Work instructions — Pull out every line with the word "自宅で名義変更".

Records for the task —
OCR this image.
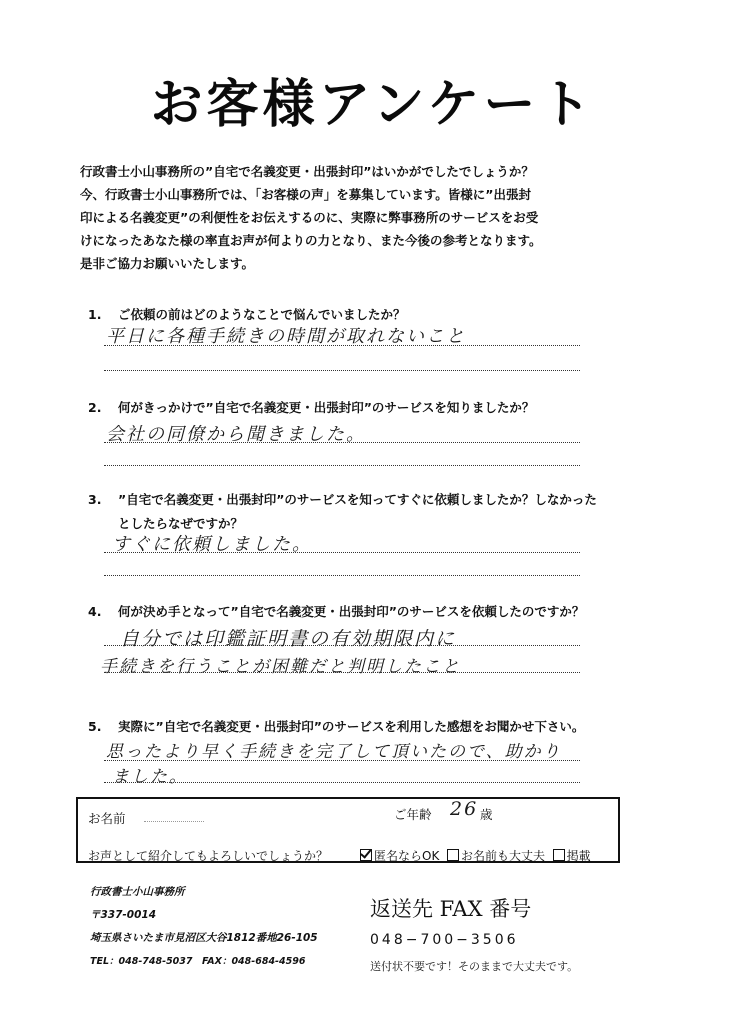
お客様アンケート
行政書士小山事務所の”自宅で名義変更・出張封印”はいかがでしたでしょうか？
今、行政書士小山事務所では、「お客様の声」を募集しています。皆様に”出張封
印による名義変更”の利便性をお伝えするのに、実際に弊事務所のサービスをお受
けになったあなた様の率直お声が何よりの力となり、また今後の参考となります。
是非ご協力お願いいたします。
1. ご依頼の前はどのようなことで悩んでいましたか？
平日に各種手続きの時間が取れないこと
2. 何がきっかけで”自宅で名義変更・出張封印”のサービスを知りましたか？
会社の同僚から聞きました。
3. ”自宅で名義変更・出張封印”のサービスを知ってすぐに依頼しましたか？しなかった
としたらなぜですか？
すぐに依頼しました。
4. 何が決め手となって”自宅で名義変更・出張封印”のサービスを依頼したのですか？
自分では印鑑証明書の有効期限内に
手続きを行うことが困難だと判明したこと
5. 実際に”自宅で名義変更・出張封印”のサービスを利用した感想をお聞かせ下さい。
思ったより早く手続きを完了して頂いたので、助かり
ました。
お名前	ご年齢 26 歳
お声として紹介してもよろしいでしょうか？	匿名ならOK お名前も大丈夫 掲載
行政書士小山事務所
〒337-0014
埼玉県さいたま市見沼区大谷1812番地26-105
TEL：048-748-5037　FAX：048-684-4596
返送先 FAX 番号
048−700−3506
送付状不要です！そのままで大丈夫です。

Correct output —
行政書士小山事務所の”自宅で名義変更・出張封印”はいかがでしたでしょうか？
2. 何がきっかけで”自宅で名義変更・出張封印”のサービスを知りましたか？
3. ”自宅で名義変更・出張封印”のサービスを知ってすぐに依頼しましたか？しなかった
4. 何が決め手となって”自宅で名義変更・出張封印”のサービスを依頼したのですか？
5. 実際に”自宅で名義変更・出張封印”のサービスを利用した感想をお聞かせ下さい。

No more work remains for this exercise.